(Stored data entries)

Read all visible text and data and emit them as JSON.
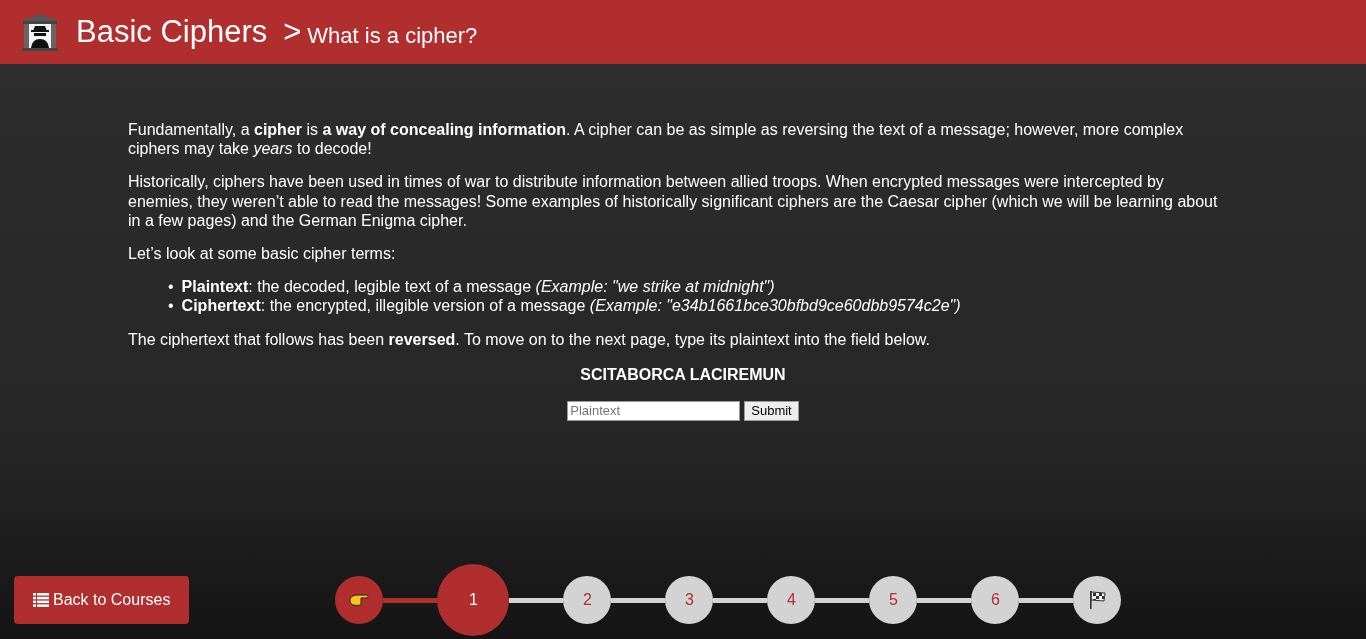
{
  "header": {
    "title": "Basic Ciphers",
    "separator": ">",
    "subtitle": "What is a cipher?"
  },
  "paragraphs": [
    "Fundamentally, a **cipher** is **a way of concealing information**. A cipher can be as simple as reversing the text of a message; however, more complex ciphers may take *years* to decode!",
    "Historically, ciphers have been used in times of war to distribute information between allied troops. When encrypted messages were intercepted by enemies, they weren’t able to read the messages! Some examples of historically significant ciphers are the Caesar cipher (which we will be learning about in a few pages) and the German Enigma cipher.",
    "Let’s look at some basic cipher terms:"
  ],
  "terms": [
    {
      "marker": "•",
      "text": "**Plaintext**: the decoded, legible text of a message *(Example: \"we strike at midnight\")*"
    },
    {
      "marker": "•",
      "text": "**Ciphertext**: the encrypted, illegible version of a message *(Example: \"e34b1661bce30bfbd9ce60dbb9574c2e\")*"
    }
  ],
  "instruction": "The ciphertext that follows has been **reversed**. To move on to the next page, type its plaintext into the field below.",
  "ciphertext": "SCITABORCA LACIREMUN",
  "answer": {
    "placeholder": "Plaintext",
    "button": "Submit"
  },
  "back_button": "Back to Courses",
  "steps": [
    {
      "kind": "start",
      "done": true,
      "selected": false
    },
    {
      "kind": "number",
      "label": "1",
      "done": true,
      "selected": true
    },
    {
      "kind": "number",
      "label": "2",
      "done": false,
      "selected": false
    },
    {
      "kind": "number",
      "label": "3",
      "done": false,
      "selected": false
    },
    {
      "kind": "number",
      "label": "4",
      "done": false,
      "selected": false
    },
    {
      "kind": "number",
      "label": "5",
      "done": false,
      "selected": false
    },
    {
      "kind": "number",
      "label": "6",
      "done": false,
      "selected": false
    },
    {
      "kind": "finish",
      "done": false,
      "selected": false
    }
  ]
}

▶ **TASK TO COMPLETE**:
Set down the complete material exactly, but do not include the images.

▶ **SOLUTION FOR THIS PROBLEM**:
Read all visible text and data and emit them as JSON.
{
  "header": {
    "title": "Basic Ciphers",
    "separator": ">",
    "subtitle": "What is a cipher?"
  },
  "paragraphs": [
    "Fundamentally, a **cipher** is **a way of concealing information**. A cipher can be as simple as reversing the text of a message; however, more complex ciphers may take *years* to decode!",
    "Historically, ciphers have been used in times of war to distribute information between allied troops. When encrypted messages were intercepted by enemies, they weren’t able to read the messages! Some examples of historically significant ciphers are the Caesar cipher (which we will be learning about in a few pages) and the German Enigma cipher.",
    "Let’s look at some basic cipher terms:"
  ],
  "terms": [
    {
      "marker": "•",
      "text": "**Plaintext**: the decoded, legible text of a message *(Example: \"we strike at midnight\")*"
    },
    {
      "marker": "•",
      "text": "**Ciphertext**: the encrypted, illegible version of a message *(Example: \"e34b1661bce30bfbd9ce60dbb9574c2e\")*"
    }
  ],
  "instruction": "The ciphertext that follows has been **reversed**. To move on to the next page, type its plaintext into the field below.",
  "ciphertext": "SCITABORCA LACIREMUN",
  "answer": {
    "placeholder": "Plaintext",
    "button": "Submit"
  },
  "back_button": "Back to Courses",
  "steps": [
    {
      "kind": "start",
      "done": true,
      "selected": false
    },
    {
      "kind": "number",
      "label": "1",
      "done": true,
      "selected": true
    },
    {
      "kind": "number",
      "label": "2",
      "done": false,
      "selected": false
    },
    {
      "kind": "number",
      "label": "3",
      "done": false,
      "selected": false
    },
    {
      "kind": "number",
      "label": "4",
      "done": false,
      "selected": false
    },
    {
      "kind": "number",
      "label": "5",
      "done": false,
      "selected": false
    },
    {
      "kind": "number",
      "label": "6",
      "done": false,
      "selected": false
    },
    {
      "kind": "finish",
      "done": false,
      "selected": false
    }
  ]
}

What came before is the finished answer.